*CEL 1*. Oceń, czy poniższe stwierdzenia (a), (b) i (c) są zgodne z artykułem o liście wstydu. Przy każdym odpowiedz „tak” lub „nie” i przytocz dosłownie rozstrzygające słowa artykułu. (a) Na liście wstydu znalazło się ponad 1200 firm. (b) Firmy handlujące z Rosją zidentyfikował Uniwersytet Harvarda. (c) Na czele listy znalazły się Francja, Włochy i Hiszpania.
*CEL 2*. Dopisz dalszy ciąg artykułu o liście wstydu, zaczynając od miejsca po jego ostatnim zdaniu.

Firmy handlujące z Rosją. Media: Na "liście wstydu" ponad 1200 pozycji

Paulina Eliza Godlewska

Oprac.: Paulina Eliza Godlewska

Aktualizacja

Ponad 1200 firm z całego świata znalazło się na tzw. liście wstydu. To przedsiębiorstwa, które mimo wojny w Ukrainie i nałożonych przez sankcji gospodarczych na agresora, nadal prowadzą handel z Rosją. Na czele listy znalazły się USA, Wielka Brytania i Niemcy.

Zdjęcie ilustracyjne/Na tzw. liście wstydu znajduje się 1200 pozycji
Zdjęcie ilustracyjne/Na tzw. liście wstydu znajduje się 1200 pozycjipixabay.com

"Jest znana jako 'Lista wstydu' i jest stale aktualizowana. Uniwersytet Yale podjął się zadania zidentyfikowania firm, które nadal handlują z Rosją mimo wojny w Ukrainie. Wśród nich są jeszcze niemieckie firmy, takie jak Storck, Gerry Weber i spółka zależna Siemensa" - czytamy w tekście portalu  portal T-Online.

*PODANE INFORMACJE*.
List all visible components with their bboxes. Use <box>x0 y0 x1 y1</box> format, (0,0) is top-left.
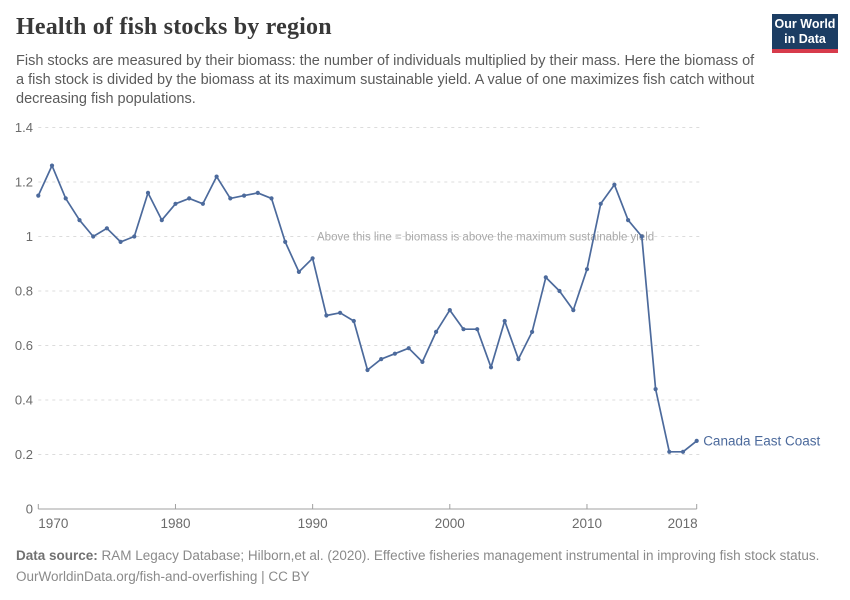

*ODPOWIEDŹ 1*.
(a) Tak: „Ponad 1200 firm z całego świata znalazło się na tzw. liście wstydu.”
(b) Nie: „Uniwersytet Yale podjął się zadania zidentyfikowania firm, które nadal handlują z Rosją mimo wojny w Ukrainie.”
(c) Nie: „Na czele listy znalazły się USA, Wielka Brytania i Niemcy.”

*ODPOWIEDŹ 2*.
Reakcje międzynarodowych korporacji na wojnę Rosji z Ukrainą

Uniwersytet dzieli firmy na różne kategorie, odzwierciedlające reakcję międzynarodowych korporacji na wojnę Rosji z Ukrainą. Kategoria "Digging in" jest zdaniem portalu szczególnie interesująca, "bo według uczelni pokazuje firmy, które w ogóle nie zareagowały na wojnę".

"W przypadku Niemiec jest to 27 firm, wśród których, oprócz już wymienionych, są podobno tacy giganci branży jak B.Brauns, Salzgitter czy Trumpf. (...) Unilever, do którego należy Storck, uzasadnia swoją obecność w Rosji tym, że w przeciwnym razie państwo rosyjskie przejęłoby produkcję" - pisze portal.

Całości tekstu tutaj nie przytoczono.